**AIM**: Write out every record below exactly as it appears.
====== DATA FOR THE TASK ======
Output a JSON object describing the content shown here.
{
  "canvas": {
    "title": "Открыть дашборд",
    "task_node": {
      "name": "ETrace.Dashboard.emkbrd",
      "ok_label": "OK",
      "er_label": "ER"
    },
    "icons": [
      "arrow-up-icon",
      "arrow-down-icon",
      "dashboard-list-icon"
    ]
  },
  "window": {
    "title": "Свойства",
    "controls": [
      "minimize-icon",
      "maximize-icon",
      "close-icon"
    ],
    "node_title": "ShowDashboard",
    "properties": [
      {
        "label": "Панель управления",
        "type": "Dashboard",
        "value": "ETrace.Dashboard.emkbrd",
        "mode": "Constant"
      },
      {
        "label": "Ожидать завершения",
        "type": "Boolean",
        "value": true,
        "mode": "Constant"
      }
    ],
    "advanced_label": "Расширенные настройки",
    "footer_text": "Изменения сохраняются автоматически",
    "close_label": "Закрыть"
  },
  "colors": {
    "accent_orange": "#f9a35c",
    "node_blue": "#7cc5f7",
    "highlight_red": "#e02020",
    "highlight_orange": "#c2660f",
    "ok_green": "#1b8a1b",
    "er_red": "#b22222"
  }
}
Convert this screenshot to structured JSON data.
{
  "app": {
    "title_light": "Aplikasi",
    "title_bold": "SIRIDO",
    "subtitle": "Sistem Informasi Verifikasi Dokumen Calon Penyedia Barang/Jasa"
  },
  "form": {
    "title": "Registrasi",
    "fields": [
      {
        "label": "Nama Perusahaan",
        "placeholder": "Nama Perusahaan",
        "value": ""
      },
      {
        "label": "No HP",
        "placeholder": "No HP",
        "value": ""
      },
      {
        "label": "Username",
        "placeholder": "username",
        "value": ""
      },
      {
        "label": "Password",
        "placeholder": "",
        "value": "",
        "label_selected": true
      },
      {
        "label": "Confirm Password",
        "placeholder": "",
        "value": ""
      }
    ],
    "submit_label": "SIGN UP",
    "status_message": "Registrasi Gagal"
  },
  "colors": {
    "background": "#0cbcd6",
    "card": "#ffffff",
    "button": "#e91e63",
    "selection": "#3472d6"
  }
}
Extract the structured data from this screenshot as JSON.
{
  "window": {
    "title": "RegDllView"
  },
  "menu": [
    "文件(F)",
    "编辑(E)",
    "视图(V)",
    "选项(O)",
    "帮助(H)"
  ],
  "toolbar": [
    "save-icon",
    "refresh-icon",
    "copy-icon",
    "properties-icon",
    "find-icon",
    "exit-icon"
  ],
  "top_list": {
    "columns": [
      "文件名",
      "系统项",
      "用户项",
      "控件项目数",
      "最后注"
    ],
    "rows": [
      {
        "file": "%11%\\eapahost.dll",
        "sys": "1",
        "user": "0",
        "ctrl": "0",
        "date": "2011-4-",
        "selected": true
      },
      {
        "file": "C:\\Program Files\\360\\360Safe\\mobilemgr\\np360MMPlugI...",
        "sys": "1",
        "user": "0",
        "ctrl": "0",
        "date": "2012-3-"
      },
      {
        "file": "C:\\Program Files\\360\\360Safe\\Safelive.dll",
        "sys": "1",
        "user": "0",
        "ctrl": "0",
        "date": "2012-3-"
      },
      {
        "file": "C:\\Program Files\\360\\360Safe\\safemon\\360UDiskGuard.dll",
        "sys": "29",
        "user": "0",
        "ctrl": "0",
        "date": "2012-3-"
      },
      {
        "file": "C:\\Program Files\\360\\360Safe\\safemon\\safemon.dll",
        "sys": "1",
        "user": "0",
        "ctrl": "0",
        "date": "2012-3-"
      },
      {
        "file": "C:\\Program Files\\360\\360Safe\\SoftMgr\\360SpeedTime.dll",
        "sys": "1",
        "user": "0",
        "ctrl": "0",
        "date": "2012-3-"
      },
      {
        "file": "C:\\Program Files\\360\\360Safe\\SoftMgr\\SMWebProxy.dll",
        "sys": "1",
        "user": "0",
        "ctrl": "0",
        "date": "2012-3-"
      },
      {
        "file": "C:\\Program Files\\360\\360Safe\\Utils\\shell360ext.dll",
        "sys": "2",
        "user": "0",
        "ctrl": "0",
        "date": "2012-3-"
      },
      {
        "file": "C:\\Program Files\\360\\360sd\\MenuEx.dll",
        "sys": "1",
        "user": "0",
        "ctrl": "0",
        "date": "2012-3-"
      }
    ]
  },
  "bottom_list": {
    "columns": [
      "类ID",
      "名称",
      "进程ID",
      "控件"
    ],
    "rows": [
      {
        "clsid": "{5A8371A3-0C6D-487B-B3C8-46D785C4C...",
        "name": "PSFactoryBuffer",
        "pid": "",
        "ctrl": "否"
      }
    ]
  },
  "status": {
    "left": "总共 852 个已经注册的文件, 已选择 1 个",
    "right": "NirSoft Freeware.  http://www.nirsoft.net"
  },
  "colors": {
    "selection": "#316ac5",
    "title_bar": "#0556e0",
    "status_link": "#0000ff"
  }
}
======
**SOLVED PROBLEM**:
Output a JSON object describing the content shown here.
{
  "canvas": {
    "title": "Открыть дашборд",
    "task_node": {
      "name": "ETrace.Dashboard.emkbrd",
      "ok_label": "OK",
      "er_label": "ER"
    },
    "icons": [
      "arrow-up-icon",
      "arrow-down-icon",
      "dashboard-list-icon"
    ]
  },
  "window": {
    "title": "Свойства",
    "controls": [
      "minimize-icon",
      "maximize-icon",
      "close-icon"
    ],
    "node_title": "ShowDashboard",
    "properties": [
      {
        "label": "Панель управления",
        "type": "Dashboard",
        "value": "ETrace.Dashboard.emkbrd",
        "mode": "Constant"
      },
      {
        "label": "Ожидать завершения",
        "type": "Boolean",
        "value": true,
        "mode": "Constant"
      }
    ],
    "advanced_label": "Расширенные настройки",
    "footer_text": "Изменения сохраняются автоматически",
    "close_label": "Закрыть"
  },
  "colors": {
    "accent_orange": "#f9a35c",
    "node_blue": "#7cc5f7",
    "highlight_red": "#e02020",
    "highlight_orange": "#c2660f",
    "ok_green": "#1b8a1b",
    "er_red": "#b22222"
  }
}
Convert this screenshot to structured JSON data.
{
  "app": {
    "title_light": "Aplikasi",
    "title_bold": "SIRIDO",
    "subtitle": "Sistem Informasi Verifikasi Dokumen Calon Penyedia Barang/Jasa"
  },
  "form": {
    "title": "Registrasi",
    "fields": [
      {
        "label": "Nama Perusahaan",
        "placeholder": "Nama Perusahaan",
        "value": ""
      },
      {
        "label": "No HP",
        "placeholder": "No HP",
        "value": ""
      },
      {
        "label": "Username",
        "placeholder": "username",
        "value": ""
      },
      {
        "label": "Password",
        "placeholder": "",
        "value": "",
        "label_selected": true
      },
      {
        "label": "Confirm Password",
        "placeholder": "",
        "value": ""
      }
    ],
    "submit_label": "SIGN UP",
    "status_message": "Registrasi Gagal"
  },
  "colors": {
    "background": "#0cbcd6",
    "card": "#ffffff",
    "button": "#e91e63",
    "selection": "#3472d6"
  }
}
Extract the structured data from this screenshot as JSON.
{
  "window": {
    "title": "RegDllView"
  },
  "menu": [
    "文件(F)",
    "编辑(E)",
    "视图(V)",
    "选项(O)",
    "帮助(H)"
  ],
  "toolbar": [
    "save-icon",
    "refresh-icon",
    "copy-icon",
    "properties-icon",
    "find-icon",
    "exit-icon"
  ],
  "top_list": {
    "columns": [
      "文件名",
      "系统项",
      "用户项",
      "控件项目数",
      "最后注"
    ],
    "rows": [
      {
        "file": "%11%\\eapahost.dll",
        "sys": "1",
        "user": "0",
        "ctrl": "0",
        "date": "2011-4-",
        "selected": true
      },
      {
        "file": "C:\\Program Files\\360\\360Safe\\mobilemgr\\np360MMPlugI...",
        "sys": "1",
        "user": "0",
        "ctrl": "0",
        "date": "2012-3-"
      },
      {
        "file": "C:\\Program Files\\360\\360Safe\\Safelive.dll",
        "sys": "1",
        "user": "0",
        "ctrl": "0",
        "date": "2012-3-"
      },
      {
        "file": "C:\\Program Files\\360\\360Safe\\safemon\\360UDiskGuard.dll",
        "sys": "29",
        "user": "0",
        "ctrl": "0",
        "date": "2012-3-"
      },
      {
        "file": "C:\\Program Files\\360\\360Safe\\safemon\\safemon.dll",
        "sys": "1",
        "user": "0",
        "ctrl": "0",
        "date": "2012-3-"
      },
      {
        "file": "C:\\Program Files\\360\\360Safe\\SoftMgr\\360SpeedTime.dll",
        "sys": "1",
        "user": "0",
        "ctrl": "0",
        "date": "2012-3-"
      },
      {
        "file": "C:\\Program Files\\360\\360Safe\\SoftMgr\\SMWebProxy.dll",
        "sys": "1",
        "user": "0",
        "ctrl": "0",
        "date": "2012-3-"
      },
      {
        "file": "C:\\Program Files\\360\\360Safe\\Utils\\shell360ext.dll",
        "sys": "2",
        "user": "0",
        "ctrl": "0",
        "date": "2012-3-"
      },
      {
        "file": "C:\\Program Files\\360\\360sd\\MenuEx.dll",
        "sys": "1",
        "user": "0",
        "ctrl": "0",
        "date": "2012-3-"
      }
    ]
  },
  "bottom_list": {
    "columns": [
      "类ID",
      "名称",
      "进程ID",
      "控件"
    ],
    "rows": [
      {
        "clsid": "{5A8371A3-0C6D-487B-B3C8-46D785C4C...",
        "name": "PSFactoryBuffer",
        "pid": "",
        "ctrl": "否"
      }
    ]
  },
  "status": {
    "left": "总共 852 个已经注册的文件, 已选择 1 个",
    "right": "NirSoft Freeware.  http://www.nirsoft.net"
  },
  "colors": {
    "selection": "#316ac5",
    "title_bar": "#0556e0",
    "status_link": "#0000ff"
  }
}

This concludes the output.